* GIVEN REQUEST: Repeat the records below exactly as they appear.

* PROVIDED ENTRIES:
[START]
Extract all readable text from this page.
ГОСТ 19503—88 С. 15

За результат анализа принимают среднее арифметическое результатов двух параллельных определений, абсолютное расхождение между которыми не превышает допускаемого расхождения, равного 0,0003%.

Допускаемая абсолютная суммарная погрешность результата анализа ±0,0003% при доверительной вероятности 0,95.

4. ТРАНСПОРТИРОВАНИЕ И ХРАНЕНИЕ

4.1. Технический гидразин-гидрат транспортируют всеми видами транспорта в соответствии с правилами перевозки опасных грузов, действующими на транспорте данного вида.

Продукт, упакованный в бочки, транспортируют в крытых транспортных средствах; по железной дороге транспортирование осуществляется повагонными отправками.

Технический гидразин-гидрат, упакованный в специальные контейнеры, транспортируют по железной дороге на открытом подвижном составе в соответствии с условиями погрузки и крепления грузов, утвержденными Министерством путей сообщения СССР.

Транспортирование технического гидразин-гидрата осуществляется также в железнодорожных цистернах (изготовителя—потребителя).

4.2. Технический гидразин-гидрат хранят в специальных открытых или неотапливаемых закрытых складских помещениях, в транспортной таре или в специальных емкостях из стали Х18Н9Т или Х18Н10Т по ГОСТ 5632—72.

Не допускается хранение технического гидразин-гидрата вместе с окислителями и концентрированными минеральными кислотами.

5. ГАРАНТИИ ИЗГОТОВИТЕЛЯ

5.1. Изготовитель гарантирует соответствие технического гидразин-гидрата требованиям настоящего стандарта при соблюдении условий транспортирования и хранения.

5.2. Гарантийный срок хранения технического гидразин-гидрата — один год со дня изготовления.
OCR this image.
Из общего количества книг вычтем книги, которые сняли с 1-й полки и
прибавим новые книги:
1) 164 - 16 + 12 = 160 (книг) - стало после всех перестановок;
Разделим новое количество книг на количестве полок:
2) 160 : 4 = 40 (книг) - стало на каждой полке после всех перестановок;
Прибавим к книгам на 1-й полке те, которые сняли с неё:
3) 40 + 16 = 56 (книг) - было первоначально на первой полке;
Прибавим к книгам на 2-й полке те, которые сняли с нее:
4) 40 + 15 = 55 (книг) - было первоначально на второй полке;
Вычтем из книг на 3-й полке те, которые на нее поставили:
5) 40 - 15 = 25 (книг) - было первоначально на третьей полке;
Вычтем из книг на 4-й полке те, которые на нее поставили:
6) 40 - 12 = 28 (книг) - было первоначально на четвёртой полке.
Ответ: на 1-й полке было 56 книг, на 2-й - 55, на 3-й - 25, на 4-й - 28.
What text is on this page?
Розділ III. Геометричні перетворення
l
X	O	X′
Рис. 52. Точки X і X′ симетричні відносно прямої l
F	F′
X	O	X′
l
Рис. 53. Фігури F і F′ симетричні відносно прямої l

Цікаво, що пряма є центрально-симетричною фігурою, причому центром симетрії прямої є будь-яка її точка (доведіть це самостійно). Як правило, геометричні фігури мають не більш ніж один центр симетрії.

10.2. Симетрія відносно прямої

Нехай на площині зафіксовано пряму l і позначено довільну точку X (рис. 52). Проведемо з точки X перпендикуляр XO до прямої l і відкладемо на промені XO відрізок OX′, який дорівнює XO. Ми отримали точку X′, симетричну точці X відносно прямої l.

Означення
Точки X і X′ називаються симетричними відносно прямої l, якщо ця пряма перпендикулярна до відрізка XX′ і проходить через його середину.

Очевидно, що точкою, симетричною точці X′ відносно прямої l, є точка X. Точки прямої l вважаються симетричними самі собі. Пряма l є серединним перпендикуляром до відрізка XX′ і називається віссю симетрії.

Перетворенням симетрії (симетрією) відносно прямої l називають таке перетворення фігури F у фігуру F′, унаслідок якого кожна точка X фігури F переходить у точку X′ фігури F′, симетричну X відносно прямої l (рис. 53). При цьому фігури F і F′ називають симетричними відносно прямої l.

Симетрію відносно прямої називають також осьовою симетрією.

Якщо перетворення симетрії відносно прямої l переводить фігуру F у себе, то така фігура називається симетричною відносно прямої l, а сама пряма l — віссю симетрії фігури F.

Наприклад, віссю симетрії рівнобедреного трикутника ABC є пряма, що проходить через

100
[END]
* EXERCISE ANSWER:
Extract all readable text from this page.
ГОСТ 19503—88 С. 15

За результат анализа принимают среднее арифметическое результатов двух параллельных определений, абсолютное расхождение между которыми не превышает допускаемого расхождения, равного 0,0003%.

Допускаемая абсолютная суммарная погрешность результата анализа ±0,0003% при доверительной вероятности 0,95.

4. ТРАНСПОРТИРОВАНИЕ И ХРАНЕНИЕ

4.1. Технический гидразин-гидрат транспортируют всеми видами транспорта в соответствии с правилами перевозки опасных грузов, действующими на транспорте данного вида.

Продукт, упакованный в бочки, транспортируют в крытых транспортных средствах; по железной дороге транспортирование осуществляется повагонными отправками.

Технический гидразин-гидрат, упакованный в специальные контейнеры, транспортируют по железной дороге на открытом подвижном составе в соответствии с условиями погрузки и крепления грузов, утвержденными Министерством путей сообщения СССР.

Транспортирование технического гидразин-гидрата осуществляется также в железнодорожных цистернах (изготовителя—потребителя).

4.2. Технический гидразин-гидрат хранят в специальных открытых или неотапливаемых закрытых складских помещениях, в транспортной таре или в специальных емкостях из стали Х18Н9Т или Х18Н10Т по ГОСТ 5632—72.

Не допускается хранение технического гидразин-гидрата вместе с окислителями и концентрированными минеральными кислотами.

5. ГАРАНТИИ ИЗГОТОВИТЕЛЯ

5.1. Изготовитель гарантирует соответствие технического гидразин-гидрата требованиям настоящего стандарта при соблюдении условий транспортирования и хранения.

5.2. Гарантийный срок хранения технического гидразин-гидрата — один год со дня изготовления.
OCR this image.
Из общего количества книг вычтем книги, которые сняли с 1-й полки и
прибавим новые книги:
1) 164 - 16 + 12 = 160 (книг) - стало после всех перестановок;
Разделим новое количество книг на количестве полок:
2) 160 : 4 = 40 (книг) - стало на каждой полке после всех перестановок;
Прибавим к книгам на 1-й полке те, которые сняли с неё:
3) 40 + 16 = 56 (книг) - было первоначально на первой полке;
Прибавим к книгам на 2-й полке те, которые сняли с нее:
4) 40 + 15 = 55 (книг) - было первоначально на второй полке;
Вычтем из книг на 3-й полке те, которые на нее поставили:
5) 40 - 15 = 25 (книг) - было первоначально на третьей полке;
Вычтем из книг на 4-й полке те, которые на нее поставили:
6) 40 - 12 = 28 (книг) - было первоначально на четвёртой полке.
Ответ: на 1-й полке было 56 книг, на 2-й - 55, на 3-й - 25, на 4-й - 28.
What text is on this page?
Розділ III. Геометричні перетворення
l
X	O	X′
Рис. 52. Точки X і X′ симетричні відносно прямої l
F	F′
X	O	X′
l
Рис. 53. Фігури F і F′ симетричні відносно прямої l

Цікаво, що пряма є центрально-симетричною фігурою, причому центром симетрії прямої є будь-яка її точка (доведіть це самостійно). Як правило, геометричні фігури мають не більш ніж один центр симетрії.

10.2. Симетрія відносно прямої

Нехай на площині зафіксовано пряму l і позначено довільну точку X (рис. 52). Проведемо з точки X перпендикуляр XO до прямої l і відкладемо на промені XO відрізок OX′, який дорівнює XO. Ми отримали точку X′, симетричну точці X відносно прямої l.

Означення
Точки X і X′ називаються симетричними відносно прямої l, якщо ця пряма перпендикулярна до відрізка XX′ і проходить через його середину.

Очевидно, що точкою, симетричною точці X′ відносно прямої l, є точка X. Точки прямої l вважаються симетричними самі собі. Пряма l є серединним перпендикуляром до відрізка XX′ і називається віссю симетрії.

Перетворенням симетрії (симетрією) відносно прямої l називають таке перетворення фігури F у фігуру F′, унаслідок якого кожна точка X фігури F переходить у точку X′ фігури F′, симетричну X відносно прямої l (рис. 53). При цьому фігури F і F′ називають симетричними відносно прямої l.

Симетрію відносно прямої називають також осьовою симетрією.

Якщо перетворення симетрії відносно прямої l переводить фігуру F у себе, то така фігура називається симетричною відносно прямої l, а сама пряма l — віссю симетрії фігури F.

Наприклад, віссю симетрії рівнобедреного трикутника ABC є пряма, що проходить через

100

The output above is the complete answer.